> [PROBLEM STATEMENT] Copy every record exactly, and keep the pictures out.

►

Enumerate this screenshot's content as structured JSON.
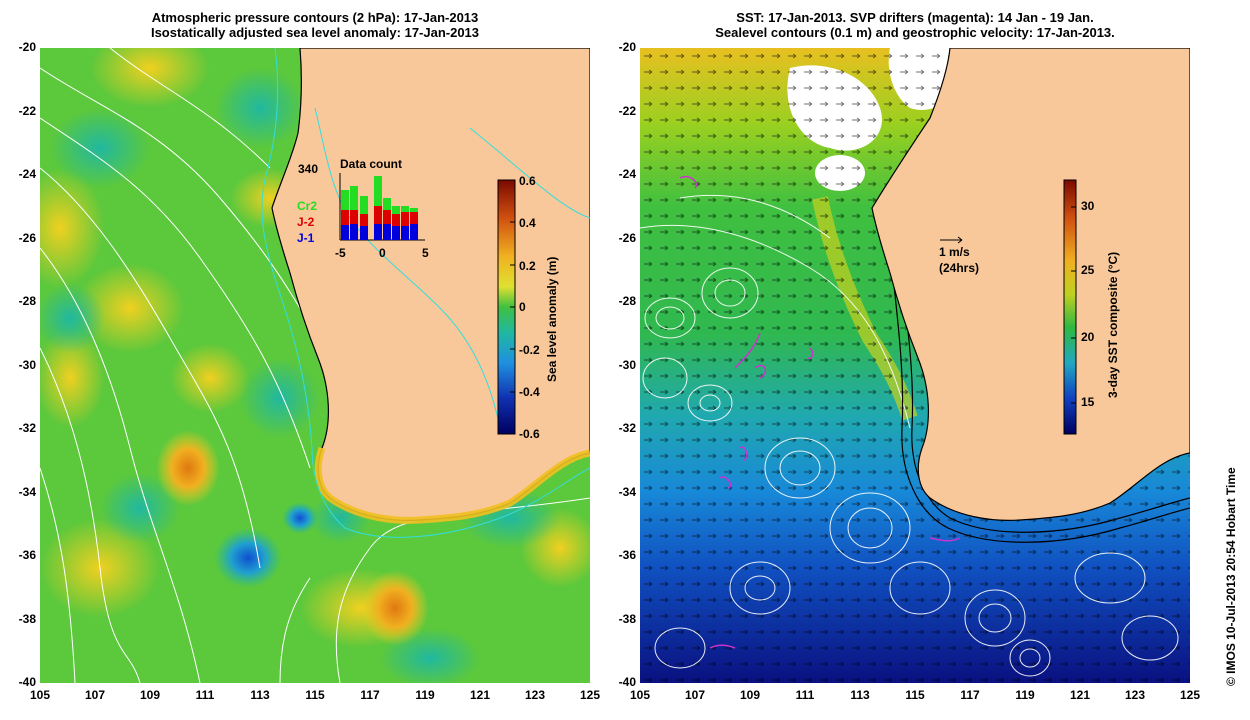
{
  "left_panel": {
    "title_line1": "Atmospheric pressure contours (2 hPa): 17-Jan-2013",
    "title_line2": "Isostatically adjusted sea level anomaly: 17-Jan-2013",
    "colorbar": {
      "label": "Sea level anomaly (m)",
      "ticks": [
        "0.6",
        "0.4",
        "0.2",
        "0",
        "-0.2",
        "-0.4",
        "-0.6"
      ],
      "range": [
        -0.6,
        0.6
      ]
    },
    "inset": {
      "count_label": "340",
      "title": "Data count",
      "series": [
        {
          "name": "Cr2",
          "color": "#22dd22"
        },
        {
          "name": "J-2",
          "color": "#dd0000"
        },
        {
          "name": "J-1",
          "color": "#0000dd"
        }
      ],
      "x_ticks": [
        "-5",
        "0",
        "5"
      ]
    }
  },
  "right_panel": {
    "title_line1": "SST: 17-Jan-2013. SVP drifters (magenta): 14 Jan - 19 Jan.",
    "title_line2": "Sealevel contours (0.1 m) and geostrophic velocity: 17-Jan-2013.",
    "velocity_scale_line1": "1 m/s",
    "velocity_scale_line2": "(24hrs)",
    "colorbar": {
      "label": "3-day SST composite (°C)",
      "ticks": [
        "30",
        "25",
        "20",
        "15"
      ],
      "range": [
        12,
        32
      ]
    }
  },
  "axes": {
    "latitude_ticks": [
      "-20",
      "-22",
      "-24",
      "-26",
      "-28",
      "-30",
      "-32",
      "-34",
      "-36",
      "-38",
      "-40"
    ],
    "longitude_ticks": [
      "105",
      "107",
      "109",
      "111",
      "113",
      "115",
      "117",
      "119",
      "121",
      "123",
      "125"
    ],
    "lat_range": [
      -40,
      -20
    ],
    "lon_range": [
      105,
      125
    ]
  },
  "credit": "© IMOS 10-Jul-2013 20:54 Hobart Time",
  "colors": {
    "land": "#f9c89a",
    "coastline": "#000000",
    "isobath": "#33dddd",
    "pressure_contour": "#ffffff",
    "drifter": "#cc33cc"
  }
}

◄

> [ANSWER IN FULL]
Enumerate this screenshot's content as structured JSON.
{
  "left_panel": {
    "title_line1": "Atmospheric pressure contours (2 hPa): 17-Jan-2013",
    "title_line2": "Isostatically adjusted sea level anomaly: 17-Jan-2013",
    "colorbar": {
      "label": "Sea level anomaly (m)",
      "ticks": [
        "0.6",
        "0.4",
        "0.2",
        "0",
        "-0.2",
        "-0.4",
        "-0.6"
      ],
      "range": [
        -0.6,
        0.6
      ]
    },
    "inset": {
      "count_label": "340",
      "title": "Data count",
      "series": [
        {
          "name": "Cr2",
          "color": "#22dd22"
        },
        {
          "name": "J-2",
          "color": "#dd0000"
        },
        {
          "name": "J-1",
          "color": "#0000dd"
        }
      ],
      "x_ticks": [
        "-5",
        "0",
        "5"
      ]
    }
  },
  "right_panel": {
    "title_line1": "SST: 17-Jan-2013. SVP drifters (magenta): 14 Jan - 19 Jan.",
    "title_line2": "Sealevel contours (0.1 m) and geostrophic velocity: 17-Jan-2013.",
    "velocity_scale_line1": "1 m/s",
    "velocity_scale_line2": "(24hrs)",
    "colorbar": {
      "label": "3-day SST composite (°C)",
      "ticks": [
        "30",
        "25",
        "20",
        "15"
      ],
      "range": [
        12,
        32
      ]
    }
  },
  "axes": {
    "latitude_ticks": [
      "-20",
      "-22",
      "-24",
      "-26",
      "-28",
      "-30",
      "-32",
      "-34",
      "-36",
      "-38",
      "-40"
    ],
    "longitude_ticks": [
      "105",
      "107",
      "109",
      "111",
      "113",
      "115",
      "117",
      "119",
      "121",
      "123",
      "125"
    ],
    "lat_range": [
      -40,
      -20
    ],
    "lon_range": [
      105,
      125
    ]
  },
  "credit": "© IMOS 10-Jul-2013 20:54 Hobart Time",
  "colors": {
    "land": "#f9c89a",
    "coastline": "#000000",
    "isobath": "#33dddd",
    "pressure_contour": "#ffffff",
    "drifter": "#cc33cc"
  }
}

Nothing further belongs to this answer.